Start SUPPLIED MATERIAL

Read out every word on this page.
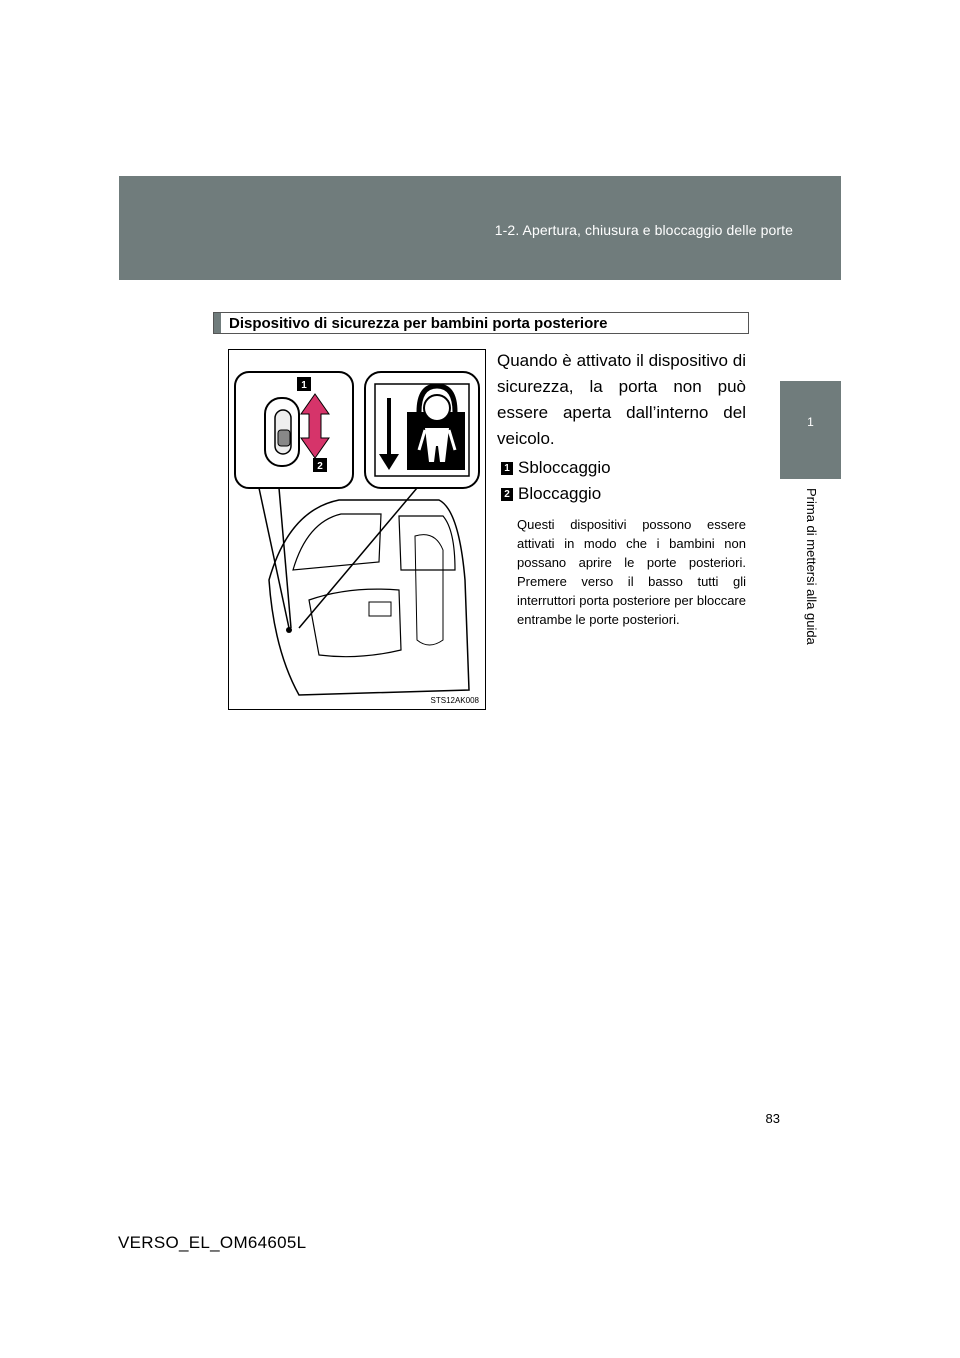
1-2. Apertura, chiusura e bloccaggio delle porte
1
Prima di mettersi alla guida
Dispositivo di sicurezza per bambini porta posteriore
1
2
STS12AK008

Quando è attivato il dispositivo di sicurezza, la porta non può essere aperta dall’interno del veicolo.

1 Sbloccaggio
2 Bloccaggio

Questi dispositivi possono essere attivati in modo che i bambini non possano aprire le porte posteriori. Premere verso il basso tutti gli interruttori porta posteriore per bloccare entrambe le porte posteriori.

83
VERSO_EL_OM64605L
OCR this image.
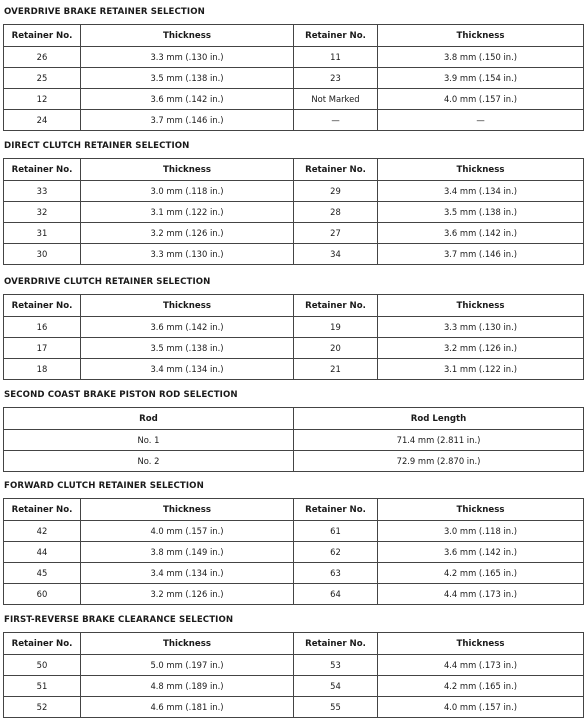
OVERDRIVE BRAKE RETAINER SELECTION
Retainer No.	Thickness	Retainer No.	Thickness
26	3.3 mm (.130 in.)	11	3.8 mm (.150 in.)
25	3.5 mm (.138 in.)	23	3.9 mm (.154 in.)
12	3.6 mm (.142 in.)	Not Marked	4.0 mm (.157 in.)
24	3.7 mm (.146 in.)	—	—
DIRECT CLUTCH RETAINER SELECTION
Retainer No.	Thickness	Retainer No.	Thickness
33	3.0 mm (.118 in.)	29	3.4 mm (.134 in.)
32	3.1 mm (.122 in.)	28	3.5 mm (.138 in.)
31	3.2 mm (.126 in.)	27	3.6 mm (.142 in.)
30	3.3 mm (.130 in.)	34	3.7 mm (.146 in.)
OVERDRIVE CLUTCH RETAINER SELECTION
Retainer No.	Thickness	Retainer No.	Thickness
16	3.6 mm (.142 in.)	19	3.3 mm (.130 in.)
17	3.5 mm (.138 in.)	20	3.2 mm (.126 in.)
18	3.4 mm (.134 in.)	21	3.1 mm (.122 in.)
SECOND COAST BRAKE PISTON ROD SELECTION
Rod	Rod Length
No. 1	71.4 mm (2.811 in.)
No. 2	72.9 mm (2.870 in.)
FORWARD CLUTCH RETAINER SELECTION
Retainer No.	Thickness	Retainer No.	Thickness
42	4.0 mm (.157 in.)	61	3.0 mm (.118 in.)
44	3.8 mm (.149 in.)	62	3.6 mm (.142 in.)
45	3.4 mm (.134 in.)	63	4.2 mm (.165 in.)
60	3.2 mm (.126 in.)	64	4.4 mm (.173 in.)
FIRST-REVERSE BRAKE CLEARANCE SELECTION
Retainer No.	Thickness	Retainer No.	Thickness
50	5.0 mm (.197 in.)	53	4.4 mm (.173 in.)
51	4.8 mm (.189 in.)	54	4.2 mm (.165 in.)
52	4.6 mm (.181 in.)	55	4.0 mm (.157 in.)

End SUPPLIED MATERIAL

▶ [EXERCISE TASK]: Report how many lines above hold the string "BRAKE", giving nothing but the number.

▶ [CORRECT RESPONSE]: 3